State how many lines of the records contain the word "wall". Give only the number.

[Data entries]
..........
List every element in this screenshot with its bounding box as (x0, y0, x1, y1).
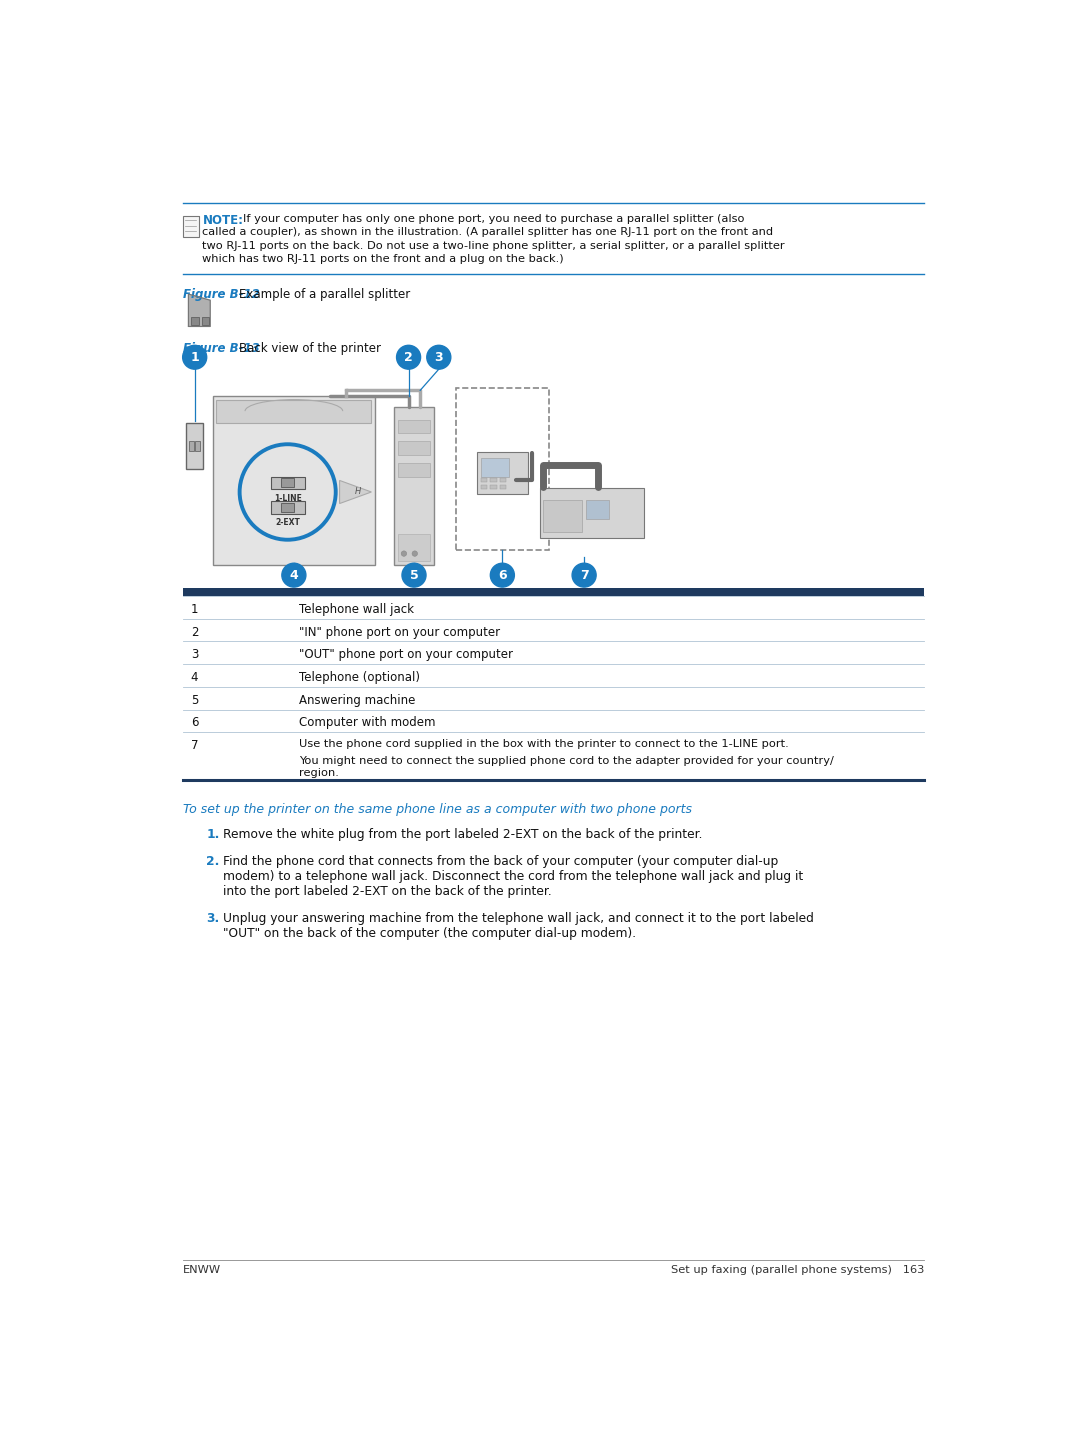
Text: 6: 6 (498, 569, 507, 582)
Bar (183, 216, 199, 237)
Bar (282, 503, 294, 512)
Text: 7: 7 (580, 569, 589, 582)
Text: 1.: 1. (206, 828, 219, 841)
Bar (191, 318, 199, 325)
Bar (186, 422, 203, 468)
Text: You might need to connect the supplied phone cord to the adapter provided for yo: You might need to connect the supplied p… (299, 756, 834, 777)
Circle shape (401, 550, 407, 556)
Text: 2.: 2. (206, 855, 219, 868)
Circle shape (183, 345, 206, 369)
Bar (213, 395, 375, 565)
Text: 1-LINE: 1-LINE (273, 493, 301, 503)
Text: 4: 4 (289, 569, 298, 582)
Text: 2: 2 (404, 351, 413, 364)
Bar (500, 477, 505, 483)
Bar (540, 489, 644, 539)
Text: which has two RJ-11 ports on the front and a plug on the back.): which has two RJ-11 ports on the front a… (202, 254, 564, 264)
Circle shape (282, 563, 306, 588)
Bar (490, 484, 497, 489)
Text: 6: 6 (191, 717, 199, 730)
Polygon shape (339, 480, 372, 503)
Circle shape (490, 563, 514, 588)
Text: "IN" phone port on your computer: "IN" phone port on your computer (299, 625, 500, 638)
Text: Figure B-13: Figure B-13 (183, 342, 260, 355)
Bar (195, 441, 200, 451)
Bar (397, 420, 430, 434)
Polygon shape (189, 295, 211, 326)
Text: Figure B-12: Figure B-12 (183, 287, 260, 300)
Text: "OUT" phone port on your computer: "OUT" phone port on your computer (299, 648, 513, 661)
Text: Telephone (optional): Telephone (optional) (299, 671, 420, 684)
Text: 1: 1 (191, 604, 199, 616)
Bar (202, 318, 210, 325)
Circle shape (402, 563, 426, 588)
Bar (397, 533, 430, 560)
Bar (543, 500, 582, 532)
Text: Answering machine: Answering machine (299, 694, 416, 707)
Circle shape (427, 345, 450, 369)
Bar (282, 479, 294, 487)
Text: 5: 5 (191, 694, 198, 707)
Text: NOTE:: NOTE: (202, 214, 243, 227)
Bar (500, 484, 505, 489)
Text: Remove the white plug from the port labeled 2-EXT on the back of the printer.: Remove the white plug from the port labe… (224, 828, 703, 841)
Text: Find the phone cord that connects from the back of your computer (your computer : Find the phone cord that connects from t… (224, 855, 804, 898)
Bar (481, 477, 487, 483)
Text: 1: 1 (190, 351, 199, 364)
Text: Back view of the printer: Back view of the printer (239, 342, 381, 355)
Text: called a coupler), as shown in the illustration. (A parallel splitter has one RJ: called a coupler), as shown in the illus… (202, 227, 773, 237)
Bar (271, 477, 305, 489)
Text: ENWW: ENWW (183, 1265, 221, 1275)
Text: 2: 2 (191, 625, 199, 638)
Text: Computer with modem: Computer with modem (299, 717, 436, 730)
Bar (394, 407, 434, 565)
Circle shape (572, 563, 596, 588)
Text: 4: 4 (191, 671, 199, 684)
Text: 5: 5 (409, 569, 418, 582)
Bar (271, 502, 305, 513)
Text: 7: 7 (191, 739, 199, 752)
Text: two RJ-11 ports on the back. Do not use a two-line phone splitter, a serial spli: two RJ-11 ports on the back. Do not use … (202, 241, 785, 251)
Text: 3: 3 (191, 648, 198, 661)
Bar (586, 500, 609, 519)
Text: Use the phone cord supplied in the box with the printer to connect to the 1-LINE: Use the phone cord supplied in the box w… (299, 739, 789, 749)
Text: If your computer has only one phone port, you need to purchase a parallel splitt: If your computer has only one phone port… (243, 214, 744, 224)
Text: Unplug your answering machine from the telephone wall jack, and connect it to th: Unplug your answering machine from the t… (224, 912, 814, 940)
Text: Telephone wall jack: Telephone wall jack (299, 604, 415, 616)
Bar (481, 484, 487, 489)
Bar (183, 588, 924, 596)
Bar (490, 477, 497, 483)
Text: Example of a parallel splitter: Example of a parallel splitter (239, 287, 410, 300)
Bar (397, 441, 430, 456)
Text: 3: 3 (434, 351, 443, 364)
Circle shape (396, 345, 420, 369)
Bar (481, 458, 509, 477)
Bar (189, 441, 194, 451)
Text: Set up faxing (parallel phone systems)   163: Set up faxing (parallel phone systems) 1… (671, 1265, 924, 1275)
Text: 2-EXT: 2-EXT (275, 519, 300, 527)
Circle shape (413, 550, 418, 556)
Bar (456, 388, 549, 550)
Text: H: H (354, 487, 361, 497)
Bar (477, 451, 527, 494)
Text: To set up the printer on the same phone line as a computer with two phone ports: To set up the printer on the same phone … (183, 803, 692, 816)
Bar (216, 399, 372, 422)
Text: 3.: 3. (206, 912, 219, 925)
Bar (397, 463, 430, 477)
..........
→ **FINISHED TASK**: 2